— BEGIN DATA ENTRIES —

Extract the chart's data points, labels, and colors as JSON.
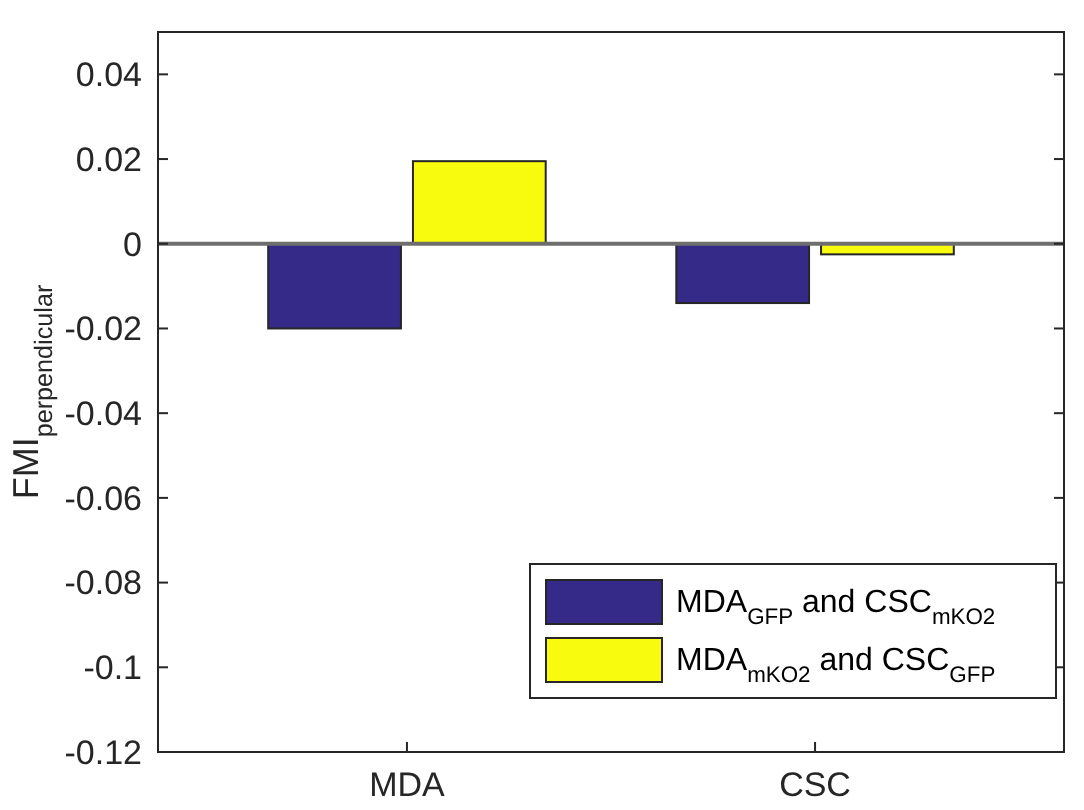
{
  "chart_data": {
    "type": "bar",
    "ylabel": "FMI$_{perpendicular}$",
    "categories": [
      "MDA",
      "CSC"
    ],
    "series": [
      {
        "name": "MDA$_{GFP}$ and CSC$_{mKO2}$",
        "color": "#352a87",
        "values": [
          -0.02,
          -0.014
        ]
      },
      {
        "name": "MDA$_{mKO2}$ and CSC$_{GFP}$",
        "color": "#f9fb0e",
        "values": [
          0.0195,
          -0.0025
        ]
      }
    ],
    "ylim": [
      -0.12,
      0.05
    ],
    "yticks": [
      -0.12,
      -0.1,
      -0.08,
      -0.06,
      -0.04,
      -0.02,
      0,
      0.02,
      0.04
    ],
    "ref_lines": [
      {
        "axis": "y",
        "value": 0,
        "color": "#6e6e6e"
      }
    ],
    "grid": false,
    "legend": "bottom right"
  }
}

— END DATA ENTRIES —

> YOUR OBJECTIVE
Return the entries unchanged, save for the pictures, which do not belong in the copy.

> CORRECT RESULT
Extract the chart's data points, labels, and colors as JSON.
{
  "chart_data": {
    "type": "bar",
    "ylabel": "FMI$_{perpendicular}$",
    "categories": [
      "MDA",
      "CSC"
    ],
    "series": [
      {
        "name": "MDA$_{GFP}$ and CSC$_{mKO2}$",
        "color": "#352a87",
        "values": [
          -0.02,
          -0.014
        ]
      },
      {
        "name": "MDA$_{mKO2}$ and CSC$_{GFP}$",
        "color": "#f9fb0e",
        "values": [
          0.0195,
          -0.0025
        ]
      }
    ],
    "ylim": [
      -0.12,
      0.05
    ],
    "yticks": [
      -0.12,
      -0.1,
      -0.08,
      -0.06,
      -0.04,
      -0.02,
      0,
      0.02,
      0.04
    ],
    "ref_lines": [
      {
        "axis": "y",
        "value": 0,
        "color": "#6e6e6e"
      }
    ],
    "grid": false,
    "legend": "bottom right"
  }
}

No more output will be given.